- **What is asked**
Each line that holds the string "Agregar" counts once; say how many such lines there are and add nothing.
○ ○ ○ ○ ○
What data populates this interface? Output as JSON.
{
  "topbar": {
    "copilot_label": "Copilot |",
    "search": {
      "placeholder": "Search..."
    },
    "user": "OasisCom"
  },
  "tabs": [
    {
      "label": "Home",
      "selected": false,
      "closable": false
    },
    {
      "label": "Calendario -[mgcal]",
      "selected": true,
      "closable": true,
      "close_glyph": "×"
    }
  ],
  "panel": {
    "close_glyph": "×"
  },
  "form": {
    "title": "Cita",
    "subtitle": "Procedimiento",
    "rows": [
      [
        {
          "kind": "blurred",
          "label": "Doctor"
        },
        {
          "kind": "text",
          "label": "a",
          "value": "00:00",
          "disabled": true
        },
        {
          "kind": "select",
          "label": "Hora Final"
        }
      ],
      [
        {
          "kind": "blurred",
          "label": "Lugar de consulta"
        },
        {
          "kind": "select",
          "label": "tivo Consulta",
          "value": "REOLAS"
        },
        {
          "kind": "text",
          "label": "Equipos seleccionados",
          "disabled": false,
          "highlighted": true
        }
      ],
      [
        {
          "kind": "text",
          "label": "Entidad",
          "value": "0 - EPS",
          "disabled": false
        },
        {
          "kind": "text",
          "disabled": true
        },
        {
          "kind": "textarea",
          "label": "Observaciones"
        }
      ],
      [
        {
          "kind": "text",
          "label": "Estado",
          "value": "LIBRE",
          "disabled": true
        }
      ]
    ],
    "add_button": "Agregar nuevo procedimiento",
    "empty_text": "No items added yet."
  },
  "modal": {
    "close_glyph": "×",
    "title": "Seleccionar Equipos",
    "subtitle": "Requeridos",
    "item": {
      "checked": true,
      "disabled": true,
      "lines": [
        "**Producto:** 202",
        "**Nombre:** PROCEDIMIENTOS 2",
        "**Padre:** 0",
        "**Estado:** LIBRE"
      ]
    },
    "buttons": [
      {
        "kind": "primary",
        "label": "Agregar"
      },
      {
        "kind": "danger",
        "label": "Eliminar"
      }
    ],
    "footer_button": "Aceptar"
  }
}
○ ○ ○ ○ ○
- **Result below**
2